== Recorded data ==
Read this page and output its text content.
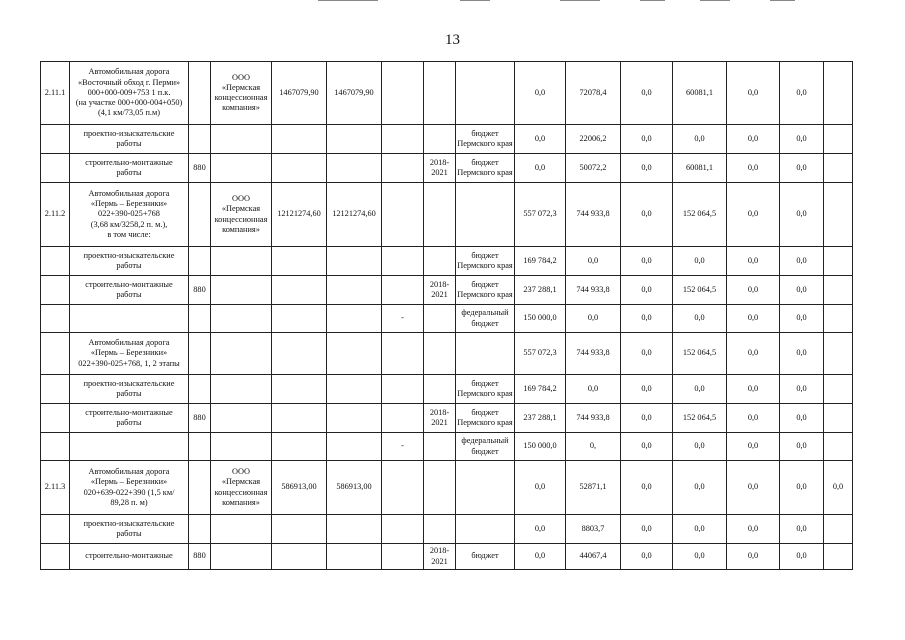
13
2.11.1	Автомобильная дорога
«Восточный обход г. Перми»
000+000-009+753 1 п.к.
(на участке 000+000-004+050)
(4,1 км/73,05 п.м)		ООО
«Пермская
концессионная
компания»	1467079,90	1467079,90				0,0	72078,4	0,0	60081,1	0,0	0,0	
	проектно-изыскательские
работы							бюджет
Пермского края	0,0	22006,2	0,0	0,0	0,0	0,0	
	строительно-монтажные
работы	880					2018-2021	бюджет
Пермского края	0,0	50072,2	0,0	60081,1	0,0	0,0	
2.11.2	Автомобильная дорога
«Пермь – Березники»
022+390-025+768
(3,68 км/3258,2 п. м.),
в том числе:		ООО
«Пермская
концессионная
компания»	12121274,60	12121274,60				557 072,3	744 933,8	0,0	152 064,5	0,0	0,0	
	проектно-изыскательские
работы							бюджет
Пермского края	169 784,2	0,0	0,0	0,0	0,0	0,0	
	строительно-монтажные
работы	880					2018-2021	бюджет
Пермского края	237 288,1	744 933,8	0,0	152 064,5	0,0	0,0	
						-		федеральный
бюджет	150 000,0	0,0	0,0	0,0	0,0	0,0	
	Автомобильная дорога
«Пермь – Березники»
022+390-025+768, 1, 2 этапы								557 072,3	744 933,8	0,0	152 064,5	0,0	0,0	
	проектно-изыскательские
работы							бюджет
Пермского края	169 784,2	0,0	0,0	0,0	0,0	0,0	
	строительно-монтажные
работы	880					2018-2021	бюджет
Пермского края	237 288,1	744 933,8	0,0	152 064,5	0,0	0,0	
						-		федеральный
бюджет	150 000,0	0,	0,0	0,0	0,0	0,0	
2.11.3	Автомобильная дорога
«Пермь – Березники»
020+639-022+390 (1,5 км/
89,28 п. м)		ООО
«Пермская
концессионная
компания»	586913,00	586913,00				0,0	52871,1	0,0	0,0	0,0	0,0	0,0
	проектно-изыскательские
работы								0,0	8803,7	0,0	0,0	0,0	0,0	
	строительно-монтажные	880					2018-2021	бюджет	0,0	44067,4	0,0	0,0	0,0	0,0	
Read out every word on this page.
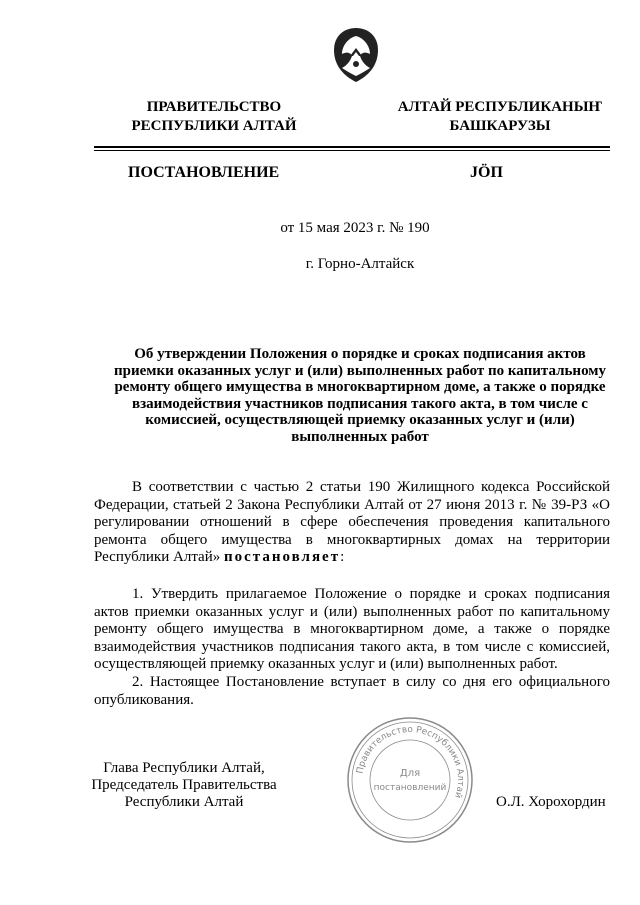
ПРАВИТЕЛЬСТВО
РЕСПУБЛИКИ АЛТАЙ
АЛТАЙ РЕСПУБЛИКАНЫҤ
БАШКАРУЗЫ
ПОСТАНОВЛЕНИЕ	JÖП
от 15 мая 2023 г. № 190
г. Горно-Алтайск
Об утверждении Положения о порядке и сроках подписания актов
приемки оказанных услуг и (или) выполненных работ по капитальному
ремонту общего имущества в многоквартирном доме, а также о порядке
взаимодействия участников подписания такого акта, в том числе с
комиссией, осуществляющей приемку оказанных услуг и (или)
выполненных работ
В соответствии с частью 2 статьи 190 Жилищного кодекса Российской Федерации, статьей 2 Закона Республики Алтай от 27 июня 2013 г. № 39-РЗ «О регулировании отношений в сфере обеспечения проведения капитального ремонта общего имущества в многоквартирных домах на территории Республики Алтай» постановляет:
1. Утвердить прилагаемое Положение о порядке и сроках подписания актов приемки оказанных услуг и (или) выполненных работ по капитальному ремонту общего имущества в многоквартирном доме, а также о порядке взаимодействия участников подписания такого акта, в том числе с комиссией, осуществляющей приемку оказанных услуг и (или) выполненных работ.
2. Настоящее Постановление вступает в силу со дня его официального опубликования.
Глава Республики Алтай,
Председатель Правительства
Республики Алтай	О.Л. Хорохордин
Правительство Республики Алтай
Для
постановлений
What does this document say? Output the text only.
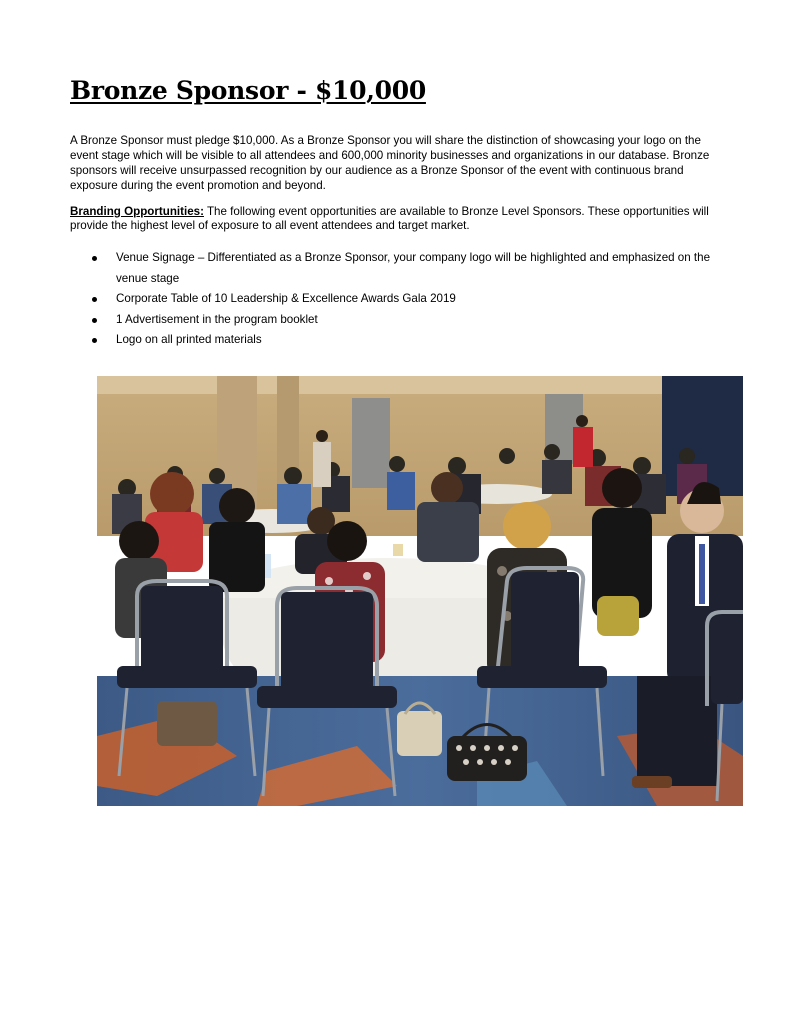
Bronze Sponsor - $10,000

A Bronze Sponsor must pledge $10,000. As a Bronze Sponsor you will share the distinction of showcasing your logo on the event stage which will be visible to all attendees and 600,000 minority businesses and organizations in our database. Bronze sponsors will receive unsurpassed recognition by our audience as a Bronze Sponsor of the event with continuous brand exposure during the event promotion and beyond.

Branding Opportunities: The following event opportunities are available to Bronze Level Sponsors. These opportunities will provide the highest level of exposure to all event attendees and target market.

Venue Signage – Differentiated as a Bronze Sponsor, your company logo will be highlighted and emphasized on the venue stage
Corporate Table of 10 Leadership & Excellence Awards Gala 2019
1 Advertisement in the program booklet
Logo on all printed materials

== Written instruction ==
Exclude the pictures. Write out the remaining data exactly.

== Expected answer ==
Read this page and output its text content.
13
2.11.1	Автомобильная дорога
«Восточный обход г. Перми»
000+000-009+753 1 п.к.
(на участке 000+000-004+050)
(4,1 км/73,05 п.м)		ООО
«Пермская
концессионная
компания»	1467079,90	1467079,90				0,0	72078,4	0,0	60081,1	0,0	0,0	
	проектно-изыскательские
работы							бюджет
Пермского края	0,0	22006,2	0,0	0,0	0,0	0,0	
	строительно-монтажные
работы	880					2018-2021	бюджет
Пермского края	0,0	50072,2	0,0	60081,1	0,0	0,0	
2.11.2	Автомобильная дорога
«Пермь – Березники»
022+390-025+768
(3,68 км/3258,2 п. м.),
в том числе:		ООО
«Пермская
концессионная
компания»	12121274,60	12121274,60				557 072,3	744 933,8	0,0	152 064,5	0,0	0,0	
	проектно-изыскательские
работы							бюджет
Пермского края	169 784,2	0,0	0,0	0,0	0,0	0,0	
	строительно-монтажные
работы	880					2018-2021	бюджет
Пермского края	237 288,1	744 933,8	0,0	152 064,5	0,0	0,0	
						-		федеральный
бюджет	150 000,0	0,0	0,0	0,0	0,0	0,0	
	Автомобильная дорога
«Пермь – Березники»
022+390-025+768, 1, 2 этапы								557 072,3	744 933,8	0,0	152 064,5	0,0	0,0	
	проектно-изыскательские
работы							бюджет
Пермского края	169 784,2	0,0	0,0	0,0	0,0	0,0	
	строительно-монтажные
работы	880					2018-2021	бюджет
Пермского края	237 288,1	744 933,8	0,0	152 064,5	0,0	0,0	
						-		федеральный
бюджет	150 000,0	0,	0,0	0,0	0,0	0,0	
2.11.3	Автомобильная дорога
«Пермь – Березники»
020+639-022+390 (1,5 км/
89,28 п. м)		ООО
«Пермская
концессионная
компания»	586913,00	586913,00				0,0	52871,1	0,0	0,0	0,0	0,0	0,0
	проектно-изыскательские
работы								0,0	8803,7	0,0	0,0	0,0	0,0	
	строительно-монтажные	880					2018-2021	бюджет	0,0	44067,4	0,0	0,0	0,0	0,0	
Read out every word on this page.
ПРАВИТЕЛЬСТВО
РЕСПУБЛИКИ АЛТАЙ
АЛТАЙ РЕСПУБЛИКАНЫҤ
БАШКАРУЗЫ
ПОСТАНОВЛЕНИЕ	JÖП
от 15 мая 2023 г. № 190
г. Горно-Алтайск
Об утверждении Положения о порядке и сроках подписания актов
приемки оказанных услуг и (или) выполненных работ по капитальному
ремонту общего имущества в многоквартирном доме, а также о порядке
взаимодействия участников подписания такого акта, в том числе с
комиссией, осуществляющей приемку оказанных услуг и (или)
выполненных работ
В соответствии с частью 2 статьи 190 Жилищного кодекса Российской Федерации, статьей 2 Закона Республики Алтай от 27 июня 2013 г. № 39-РЗ «О регулировании отношений в сфере обеспечения проведения капитального ремонта общего имущества в многоквартирных домах на территории Республики Алтай» постановляет:
1. Утвердить прилагаемое Положение о порядке и сроках подписания актов приемки оказанных услуг и (или) выполненных работ по капитальному ремонту общего имущества в многоквартирном доме, а также о порядке взаимодействия участников подписания такого акта, в том числе с комиссией, осуществляющей приемку оказанных услуг и (или) выполненных работ.
2. Настоящее Постановление вступает в силу со дня его официального опубликования.
Глава Республики Алтай,
Председатель Правительства
Республики Алтай	О.Л. Хорохордин
Правительство Республики Алтай
Для
постановлений
What does this document say? Output the text only.
Bronze Sponsor - $10,000

A Bronze Sponsor must pledge $10,000. As a Bronze Sponsor you will share the distinction of showcasing your logo on the event stage which will be visible to all attendees and 600,000 minority businesses and organizations in our database. Bronze sponsors will receive unsurpassed recognition by our audience as a Bronze Sponsor of the event with continuous brand exposure during the event promotion and beyond.

Branding Opportunities: The following event opportunities are available to Bronze Level Sponsors. These opportunities will provide the highest level of exposure to all event attendees and target market.

Venue Signage – Differentiated as a Bronze Sponsor, your company logo will be highlighted and emphasized on the venue stage
Corporate Table of 10 Leadership & Excellence Awards Gala 2019
1 Advertisement in the program booklet
Logo on all printed materials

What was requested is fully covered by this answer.